## TASK STATEMENT
Retype exactly the stretch of lines that begins at the line containing "What text is on this page?" and ends at the last line of the data, with no other lines.

━━━━

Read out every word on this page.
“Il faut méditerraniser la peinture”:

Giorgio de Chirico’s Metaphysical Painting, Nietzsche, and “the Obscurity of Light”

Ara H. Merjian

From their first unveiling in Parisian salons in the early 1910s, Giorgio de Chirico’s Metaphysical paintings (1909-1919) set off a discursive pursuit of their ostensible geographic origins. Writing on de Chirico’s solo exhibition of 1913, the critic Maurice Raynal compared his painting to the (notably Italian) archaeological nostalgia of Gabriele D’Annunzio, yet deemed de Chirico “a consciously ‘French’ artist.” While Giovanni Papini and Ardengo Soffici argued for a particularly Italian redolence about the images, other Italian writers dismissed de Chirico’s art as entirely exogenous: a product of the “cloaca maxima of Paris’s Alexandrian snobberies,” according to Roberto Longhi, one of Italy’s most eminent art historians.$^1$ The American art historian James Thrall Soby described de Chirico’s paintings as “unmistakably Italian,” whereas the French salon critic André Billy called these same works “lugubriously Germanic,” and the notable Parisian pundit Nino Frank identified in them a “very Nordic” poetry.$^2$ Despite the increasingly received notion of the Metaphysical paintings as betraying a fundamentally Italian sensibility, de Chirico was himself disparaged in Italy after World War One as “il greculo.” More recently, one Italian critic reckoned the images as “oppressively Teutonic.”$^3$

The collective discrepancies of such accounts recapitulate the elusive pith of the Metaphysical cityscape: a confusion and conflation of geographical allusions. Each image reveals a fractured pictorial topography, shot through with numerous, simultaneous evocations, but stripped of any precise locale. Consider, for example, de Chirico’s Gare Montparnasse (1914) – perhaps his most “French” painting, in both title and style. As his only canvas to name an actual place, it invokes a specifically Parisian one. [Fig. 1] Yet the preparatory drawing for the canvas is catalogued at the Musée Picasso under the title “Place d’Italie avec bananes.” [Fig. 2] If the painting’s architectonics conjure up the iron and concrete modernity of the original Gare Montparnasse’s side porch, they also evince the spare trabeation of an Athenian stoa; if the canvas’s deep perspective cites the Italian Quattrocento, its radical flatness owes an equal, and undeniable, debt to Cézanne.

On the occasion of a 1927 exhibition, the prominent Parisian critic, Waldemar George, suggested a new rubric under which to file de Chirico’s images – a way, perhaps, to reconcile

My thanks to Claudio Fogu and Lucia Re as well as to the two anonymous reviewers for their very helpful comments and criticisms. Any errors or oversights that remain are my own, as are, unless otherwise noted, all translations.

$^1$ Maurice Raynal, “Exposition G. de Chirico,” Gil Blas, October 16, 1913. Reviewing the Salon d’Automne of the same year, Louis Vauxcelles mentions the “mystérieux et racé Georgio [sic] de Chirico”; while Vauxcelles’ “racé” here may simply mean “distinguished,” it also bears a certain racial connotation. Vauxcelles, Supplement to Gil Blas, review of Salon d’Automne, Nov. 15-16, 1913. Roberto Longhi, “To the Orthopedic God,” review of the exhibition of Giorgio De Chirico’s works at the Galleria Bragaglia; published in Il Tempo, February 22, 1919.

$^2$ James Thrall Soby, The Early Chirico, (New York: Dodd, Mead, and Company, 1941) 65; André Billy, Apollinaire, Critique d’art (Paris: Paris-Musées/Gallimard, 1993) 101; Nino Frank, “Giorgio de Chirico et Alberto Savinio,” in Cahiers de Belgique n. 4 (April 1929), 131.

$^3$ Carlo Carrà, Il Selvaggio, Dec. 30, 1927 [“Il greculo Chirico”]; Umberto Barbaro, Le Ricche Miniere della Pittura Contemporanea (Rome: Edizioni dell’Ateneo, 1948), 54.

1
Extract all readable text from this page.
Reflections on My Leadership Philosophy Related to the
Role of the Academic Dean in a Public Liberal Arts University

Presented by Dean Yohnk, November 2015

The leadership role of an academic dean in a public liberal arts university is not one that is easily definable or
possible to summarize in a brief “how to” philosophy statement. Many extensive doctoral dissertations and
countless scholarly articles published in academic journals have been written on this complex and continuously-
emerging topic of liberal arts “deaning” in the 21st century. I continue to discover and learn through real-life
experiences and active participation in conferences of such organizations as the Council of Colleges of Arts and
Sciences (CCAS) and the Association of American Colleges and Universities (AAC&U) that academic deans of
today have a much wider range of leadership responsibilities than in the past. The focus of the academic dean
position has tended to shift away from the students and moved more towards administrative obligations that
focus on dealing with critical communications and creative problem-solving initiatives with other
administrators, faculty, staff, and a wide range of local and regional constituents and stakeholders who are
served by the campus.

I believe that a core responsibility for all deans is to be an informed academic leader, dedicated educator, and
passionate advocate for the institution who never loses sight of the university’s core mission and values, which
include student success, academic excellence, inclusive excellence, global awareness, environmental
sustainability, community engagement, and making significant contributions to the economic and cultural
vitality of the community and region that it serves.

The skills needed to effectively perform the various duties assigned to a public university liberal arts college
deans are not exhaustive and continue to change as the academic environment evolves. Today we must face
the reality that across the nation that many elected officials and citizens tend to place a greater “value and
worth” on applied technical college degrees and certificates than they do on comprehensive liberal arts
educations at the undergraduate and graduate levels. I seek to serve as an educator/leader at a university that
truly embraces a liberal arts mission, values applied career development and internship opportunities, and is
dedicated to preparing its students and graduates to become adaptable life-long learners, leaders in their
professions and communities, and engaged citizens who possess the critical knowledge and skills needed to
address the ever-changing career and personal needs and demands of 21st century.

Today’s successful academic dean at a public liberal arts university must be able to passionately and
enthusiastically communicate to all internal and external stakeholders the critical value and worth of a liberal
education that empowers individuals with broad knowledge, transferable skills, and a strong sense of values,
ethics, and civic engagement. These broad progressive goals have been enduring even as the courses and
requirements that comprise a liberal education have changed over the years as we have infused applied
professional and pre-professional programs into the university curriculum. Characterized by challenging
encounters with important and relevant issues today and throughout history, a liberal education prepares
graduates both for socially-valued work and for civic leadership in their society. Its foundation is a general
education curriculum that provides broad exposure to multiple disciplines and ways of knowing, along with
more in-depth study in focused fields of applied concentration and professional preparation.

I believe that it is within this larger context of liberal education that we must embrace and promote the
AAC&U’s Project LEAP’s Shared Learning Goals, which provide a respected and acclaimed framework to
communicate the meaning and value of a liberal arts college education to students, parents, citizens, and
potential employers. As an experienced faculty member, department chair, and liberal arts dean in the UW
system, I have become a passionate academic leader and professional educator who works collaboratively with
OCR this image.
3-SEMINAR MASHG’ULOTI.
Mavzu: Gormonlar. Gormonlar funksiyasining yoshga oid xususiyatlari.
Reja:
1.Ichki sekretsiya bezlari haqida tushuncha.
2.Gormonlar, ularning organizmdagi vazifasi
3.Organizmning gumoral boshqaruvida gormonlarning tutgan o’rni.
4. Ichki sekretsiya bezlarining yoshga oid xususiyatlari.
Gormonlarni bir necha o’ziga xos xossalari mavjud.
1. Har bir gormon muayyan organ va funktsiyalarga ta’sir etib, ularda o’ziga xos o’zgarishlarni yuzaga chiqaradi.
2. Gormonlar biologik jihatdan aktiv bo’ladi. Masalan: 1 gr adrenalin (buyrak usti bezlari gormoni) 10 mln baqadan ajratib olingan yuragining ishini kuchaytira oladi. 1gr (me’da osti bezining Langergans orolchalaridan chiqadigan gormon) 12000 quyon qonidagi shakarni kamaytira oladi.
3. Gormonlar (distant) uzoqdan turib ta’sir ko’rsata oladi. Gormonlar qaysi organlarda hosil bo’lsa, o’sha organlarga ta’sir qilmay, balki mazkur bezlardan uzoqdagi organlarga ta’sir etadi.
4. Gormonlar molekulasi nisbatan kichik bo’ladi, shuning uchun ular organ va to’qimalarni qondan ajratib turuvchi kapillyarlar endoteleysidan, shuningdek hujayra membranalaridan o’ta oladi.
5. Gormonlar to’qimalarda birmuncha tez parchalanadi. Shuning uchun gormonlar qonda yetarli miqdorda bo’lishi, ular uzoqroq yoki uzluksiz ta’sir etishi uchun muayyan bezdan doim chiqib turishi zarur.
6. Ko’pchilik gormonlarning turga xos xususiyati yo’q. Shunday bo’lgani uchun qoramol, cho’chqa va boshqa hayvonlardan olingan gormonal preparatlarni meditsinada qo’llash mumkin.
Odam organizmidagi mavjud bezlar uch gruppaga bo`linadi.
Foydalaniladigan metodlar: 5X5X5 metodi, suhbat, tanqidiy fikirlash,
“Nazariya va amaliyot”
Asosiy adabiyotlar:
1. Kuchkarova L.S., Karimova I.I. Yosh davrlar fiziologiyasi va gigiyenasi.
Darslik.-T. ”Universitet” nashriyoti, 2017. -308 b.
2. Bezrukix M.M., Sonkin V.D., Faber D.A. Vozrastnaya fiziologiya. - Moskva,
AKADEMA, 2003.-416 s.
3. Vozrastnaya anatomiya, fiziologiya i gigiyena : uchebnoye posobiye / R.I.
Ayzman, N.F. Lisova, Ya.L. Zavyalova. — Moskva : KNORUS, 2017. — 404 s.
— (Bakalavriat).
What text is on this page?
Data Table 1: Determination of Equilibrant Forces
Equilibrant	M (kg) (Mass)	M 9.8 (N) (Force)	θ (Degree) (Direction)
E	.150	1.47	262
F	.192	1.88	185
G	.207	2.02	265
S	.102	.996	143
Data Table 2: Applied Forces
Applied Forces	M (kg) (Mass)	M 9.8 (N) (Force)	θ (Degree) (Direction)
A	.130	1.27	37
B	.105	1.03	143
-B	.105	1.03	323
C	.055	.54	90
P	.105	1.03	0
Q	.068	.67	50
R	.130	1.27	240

━━━━

## IN RESPONSE
What text is on this page?
Data Table 1: Determination of Equilibrant Forces
Equilibrant	M (kg) (Mass)	M 9.8 (N) (Force)	θ (Degree) (Direction)
E	.150	1.47	262
F	.192	1.88	185
G	.207	2.02	265
S	.102	.996	143
Data Table 2: Applied Forces
Applied Forces	M (kg) (Mass)	M 9.8 (N) (Force)	θ (Degree) (Direction)
A	.130	1.27	37
B	.105	1.03	143
-B	.105	1.03	323
C	.055	.54	90
P	.105	1.03	0
Q	.068	.67	50
R	.130	1.27	240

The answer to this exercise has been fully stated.